* Problem statement *
Gather all lines in the data that hold the string "Text".

[Stored data]
▼
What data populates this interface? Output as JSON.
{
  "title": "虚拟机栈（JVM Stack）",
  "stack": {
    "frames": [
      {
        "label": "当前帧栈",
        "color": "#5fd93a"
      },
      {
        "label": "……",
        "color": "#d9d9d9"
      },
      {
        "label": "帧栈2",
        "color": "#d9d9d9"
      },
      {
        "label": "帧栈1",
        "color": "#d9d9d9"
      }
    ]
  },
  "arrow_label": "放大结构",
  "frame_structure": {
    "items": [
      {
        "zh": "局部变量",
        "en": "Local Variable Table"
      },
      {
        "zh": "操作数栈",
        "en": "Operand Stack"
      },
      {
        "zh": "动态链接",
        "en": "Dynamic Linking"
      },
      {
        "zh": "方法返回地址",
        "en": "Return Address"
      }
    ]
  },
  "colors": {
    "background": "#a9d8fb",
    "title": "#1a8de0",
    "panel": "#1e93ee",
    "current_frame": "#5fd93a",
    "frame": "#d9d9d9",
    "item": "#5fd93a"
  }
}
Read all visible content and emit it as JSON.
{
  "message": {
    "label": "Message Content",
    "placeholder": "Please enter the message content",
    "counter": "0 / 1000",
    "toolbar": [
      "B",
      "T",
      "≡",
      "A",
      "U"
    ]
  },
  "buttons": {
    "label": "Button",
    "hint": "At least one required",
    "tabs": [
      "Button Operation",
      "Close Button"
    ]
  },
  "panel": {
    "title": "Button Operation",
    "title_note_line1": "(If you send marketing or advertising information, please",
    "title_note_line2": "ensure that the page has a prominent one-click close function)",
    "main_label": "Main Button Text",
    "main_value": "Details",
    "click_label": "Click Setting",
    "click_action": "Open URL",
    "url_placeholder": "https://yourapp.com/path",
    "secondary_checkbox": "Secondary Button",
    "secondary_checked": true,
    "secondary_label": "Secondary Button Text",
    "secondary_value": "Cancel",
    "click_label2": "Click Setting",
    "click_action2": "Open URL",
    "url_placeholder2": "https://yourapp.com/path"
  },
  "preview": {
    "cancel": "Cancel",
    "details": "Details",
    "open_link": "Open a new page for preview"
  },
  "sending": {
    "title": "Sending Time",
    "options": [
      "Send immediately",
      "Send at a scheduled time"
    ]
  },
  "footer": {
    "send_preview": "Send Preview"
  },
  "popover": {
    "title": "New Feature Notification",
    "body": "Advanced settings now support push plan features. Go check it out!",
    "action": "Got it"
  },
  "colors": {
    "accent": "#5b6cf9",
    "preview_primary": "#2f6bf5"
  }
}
▲
* The response *
    "main_label": "Main Button Text",
    "secondary_label": "Secondary Button Text",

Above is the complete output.